• **WHAT THIS TASK INVOLVES**
The entries below should be transcribed in their entirety, exactly as written.

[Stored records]
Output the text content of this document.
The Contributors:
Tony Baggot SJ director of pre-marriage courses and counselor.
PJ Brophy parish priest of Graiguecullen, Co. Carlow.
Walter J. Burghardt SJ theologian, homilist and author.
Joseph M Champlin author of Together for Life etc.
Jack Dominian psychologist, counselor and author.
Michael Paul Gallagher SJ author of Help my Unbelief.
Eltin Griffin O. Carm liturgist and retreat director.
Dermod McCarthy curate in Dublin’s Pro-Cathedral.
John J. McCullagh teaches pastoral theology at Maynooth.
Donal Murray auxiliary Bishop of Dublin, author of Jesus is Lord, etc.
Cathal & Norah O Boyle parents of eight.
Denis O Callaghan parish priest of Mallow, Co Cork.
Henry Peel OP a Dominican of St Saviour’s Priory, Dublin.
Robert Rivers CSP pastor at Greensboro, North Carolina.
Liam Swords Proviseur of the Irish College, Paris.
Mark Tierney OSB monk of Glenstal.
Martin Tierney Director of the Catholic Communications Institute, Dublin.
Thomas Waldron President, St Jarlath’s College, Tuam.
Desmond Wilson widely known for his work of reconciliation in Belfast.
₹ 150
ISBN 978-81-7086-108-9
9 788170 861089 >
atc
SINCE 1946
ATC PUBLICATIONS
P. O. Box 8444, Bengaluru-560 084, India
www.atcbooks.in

• **RIGHT ANSWER**
Output the text content of this document.
The Contributors:
Tony Baggot SJ director of pre-marriage courses and counselor.
PJ Brophy parish priest of Graiguecullen, Co. Carlow.
Walter J. Burghardt SJ theologian, homilist and author.
Joseph M Champlin author of Together for Life etc.
Jack Dominian psychologist, counselor and author.
Michael Paul Gallagher SJ author of Help my Unbelief.
Eltin Griffin O. Carm liturgist and retreat director.
Dermod McCarthy curate in Dublin’s Pro-Cathedral.
John J. McCullagh teaches pastoral theology at Maynooth.
Donal Murray auxiliary Bishop of Dublin, author of Jesus is Lord, etc.
Cathal & Norah O Boyle parents of eight.
Denis O Callaghan parish priest of Mallow, Co Cork.
Henry Peel OP a Dominican of St Saviour’s Priory, Dublin.
Robert Rivers CSP pastor at Greensboro, North Carolina.
Liam Swords Proviseur of the Irish College, Paris.
Mark Tierney OSB monk of Glenstal.
Martin Tierney Director of the Catholic Communications Institute, Dublin.
Thomas Waldron President, St Jarlath’s College, Tuam.
Desmond Wilson widely known for his work of reconciliation in Belfast.
₹ 150
ISBN 978-81-7086-108-9
9 788170 861089 >
atc
SINCE 1946
ATC PUBLICATIONS
P. O. Box 8444, Bengaluru-560 084, India
www.atcbooks.in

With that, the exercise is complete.